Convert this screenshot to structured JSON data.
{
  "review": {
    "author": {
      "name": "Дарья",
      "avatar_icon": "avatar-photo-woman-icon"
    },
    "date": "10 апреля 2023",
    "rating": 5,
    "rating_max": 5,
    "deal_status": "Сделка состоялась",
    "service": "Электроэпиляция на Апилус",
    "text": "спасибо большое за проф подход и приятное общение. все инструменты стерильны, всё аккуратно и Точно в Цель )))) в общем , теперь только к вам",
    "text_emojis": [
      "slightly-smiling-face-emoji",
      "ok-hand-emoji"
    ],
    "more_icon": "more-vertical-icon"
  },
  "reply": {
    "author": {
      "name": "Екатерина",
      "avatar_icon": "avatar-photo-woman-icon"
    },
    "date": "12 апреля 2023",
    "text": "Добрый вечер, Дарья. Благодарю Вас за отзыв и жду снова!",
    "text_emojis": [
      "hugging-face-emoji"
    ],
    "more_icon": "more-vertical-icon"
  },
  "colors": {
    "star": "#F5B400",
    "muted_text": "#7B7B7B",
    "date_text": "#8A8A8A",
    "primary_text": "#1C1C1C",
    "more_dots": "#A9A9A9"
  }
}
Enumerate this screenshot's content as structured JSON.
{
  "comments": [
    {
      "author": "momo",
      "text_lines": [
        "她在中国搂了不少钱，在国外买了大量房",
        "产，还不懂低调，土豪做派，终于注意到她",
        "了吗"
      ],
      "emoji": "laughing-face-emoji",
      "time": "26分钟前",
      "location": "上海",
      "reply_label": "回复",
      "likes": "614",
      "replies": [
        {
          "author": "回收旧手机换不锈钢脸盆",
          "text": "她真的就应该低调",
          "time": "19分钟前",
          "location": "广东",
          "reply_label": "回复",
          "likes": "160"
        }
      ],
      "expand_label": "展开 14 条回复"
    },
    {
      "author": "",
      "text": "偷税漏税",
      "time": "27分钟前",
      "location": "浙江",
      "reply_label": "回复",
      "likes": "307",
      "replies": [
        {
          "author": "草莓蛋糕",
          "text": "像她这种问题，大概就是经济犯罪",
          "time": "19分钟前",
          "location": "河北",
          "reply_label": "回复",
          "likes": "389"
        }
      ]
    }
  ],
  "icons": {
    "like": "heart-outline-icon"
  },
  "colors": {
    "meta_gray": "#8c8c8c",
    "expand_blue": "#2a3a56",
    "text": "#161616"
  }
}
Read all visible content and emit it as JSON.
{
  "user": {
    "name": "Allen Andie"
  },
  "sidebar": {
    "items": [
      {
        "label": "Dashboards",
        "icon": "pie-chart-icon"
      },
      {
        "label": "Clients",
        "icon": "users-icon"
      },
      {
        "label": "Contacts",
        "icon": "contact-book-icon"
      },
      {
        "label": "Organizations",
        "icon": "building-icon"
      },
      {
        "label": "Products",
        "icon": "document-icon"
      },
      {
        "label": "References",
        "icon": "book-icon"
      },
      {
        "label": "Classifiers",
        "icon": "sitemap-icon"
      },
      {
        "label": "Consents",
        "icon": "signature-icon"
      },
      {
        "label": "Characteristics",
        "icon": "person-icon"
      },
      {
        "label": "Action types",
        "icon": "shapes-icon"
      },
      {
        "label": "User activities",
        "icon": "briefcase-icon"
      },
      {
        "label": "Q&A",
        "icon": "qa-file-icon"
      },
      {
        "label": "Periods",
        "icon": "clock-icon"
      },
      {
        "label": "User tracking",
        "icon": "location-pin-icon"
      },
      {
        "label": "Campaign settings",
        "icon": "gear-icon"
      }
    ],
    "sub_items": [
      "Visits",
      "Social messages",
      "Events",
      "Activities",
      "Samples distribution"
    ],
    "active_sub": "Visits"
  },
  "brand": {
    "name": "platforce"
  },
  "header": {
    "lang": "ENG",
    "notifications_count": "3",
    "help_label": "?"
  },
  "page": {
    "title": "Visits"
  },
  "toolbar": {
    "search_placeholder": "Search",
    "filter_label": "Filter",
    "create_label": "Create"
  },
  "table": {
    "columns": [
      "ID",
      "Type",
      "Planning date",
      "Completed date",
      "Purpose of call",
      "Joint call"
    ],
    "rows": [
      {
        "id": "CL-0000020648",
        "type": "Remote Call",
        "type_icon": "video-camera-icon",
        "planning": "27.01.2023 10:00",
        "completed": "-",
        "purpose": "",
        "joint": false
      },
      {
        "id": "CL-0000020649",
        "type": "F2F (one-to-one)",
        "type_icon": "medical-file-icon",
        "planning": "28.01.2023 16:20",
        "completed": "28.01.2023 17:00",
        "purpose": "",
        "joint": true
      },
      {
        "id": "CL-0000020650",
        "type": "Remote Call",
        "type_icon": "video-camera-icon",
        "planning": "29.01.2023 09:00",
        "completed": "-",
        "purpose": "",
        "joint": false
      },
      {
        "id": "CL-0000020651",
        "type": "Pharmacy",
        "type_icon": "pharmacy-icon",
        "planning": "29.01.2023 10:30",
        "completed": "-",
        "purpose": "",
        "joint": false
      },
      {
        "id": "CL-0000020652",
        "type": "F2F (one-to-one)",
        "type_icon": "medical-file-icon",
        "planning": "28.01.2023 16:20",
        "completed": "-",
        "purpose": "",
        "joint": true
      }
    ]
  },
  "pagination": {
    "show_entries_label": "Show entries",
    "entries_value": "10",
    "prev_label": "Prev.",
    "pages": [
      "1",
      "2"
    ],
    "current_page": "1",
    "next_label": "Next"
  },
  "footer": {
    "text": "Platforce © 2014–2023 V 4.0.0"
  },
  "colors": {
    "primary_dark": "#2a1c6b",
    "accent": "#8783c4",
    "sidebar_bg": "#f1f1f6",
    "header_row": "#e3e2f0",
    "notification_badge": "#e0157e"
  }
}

=====

Copy out each line of the data where the string "face" appears.

> Answer to this task
      "slightly-smiling-face-emoji",
      "hugging-face-emoji"
      "emoji": "laughing-face-emoji",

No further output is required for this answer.